**Source document**
BEGIN

Friday, April 12, 2019

Data Persistence

The role of Data in information systems

In computing, data is information that has been translated into a form that is efficient for movement or processing. Relative to today's computers and transmission media, data is information converted into binary digital form. It is acceptable for data to be used as a singular subject or a plural subject. Raw data is a term used to describe data in its most basic digital format.

Persistence is "the continuance of an effect after its cause is removed". In the context of storing data in a computer system, this means that the data survives after the process with which it was created has ended. In other words, for a data store to be considered persistent, it must write to non-volatile storage.
•Information systems process data and convert them into information
•The data should persist for later use
•To maintain the status
• For logging purposes
•To further process and derive knowledge (data science)



Data


Information in raw or unorganized form (such as alphabets, numbers, or symbols) that refer to, or represent, conditions, ideas, or objects.



Database


A database is a collection of information that is organized so that it can be easily accessed, managed and updated.

END

**Dataset section**
BEGIN

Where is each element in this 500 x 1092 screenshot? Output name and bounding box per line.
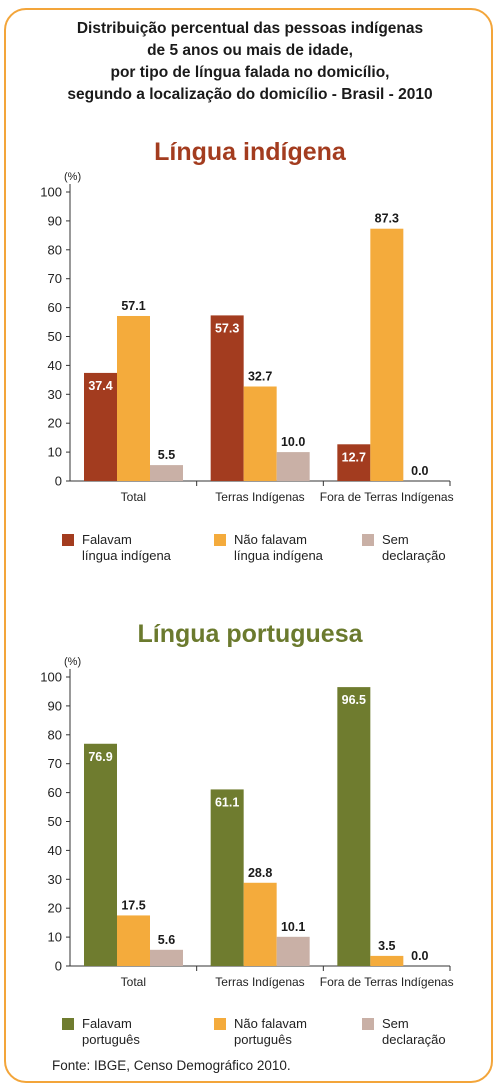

END

**Written exercise A**
Answer these questions using the data persistence post:
(i) What must a data store write to in order to be considered persistent?
(ii) What term describes data in its most basic digital format?
(iii) A database is organized so that its information can easily be handled in which three ways?
**Written exercise B**
Continue the data persistence post after its definition of a database.

**Expected output A**
(i) Non-volatile storage.
(ii) Raw data.
(iii) Accessed, managed and updated.

**Expected output B**
Database Server

Database server is the term used to refer to the back-end system of a database application using client/server architecture. The back-end, sometimes called a database server, performs tasks such as data analysis, storage, data manipulation, archiving, and other non-user specific tasks.



Database Managment System

A database management system (DBMS) is system software for creating and managing databases. The DBMS provides users and programmers with a systematic way to create, retrieve, update and manage data.
A DBMS makes it possible for end users to create, read, update and delete data in a database. The DBMS essentially serves as an interface between the database and end users or application programs, ensuring that data is consistently organized and remains easily accessible.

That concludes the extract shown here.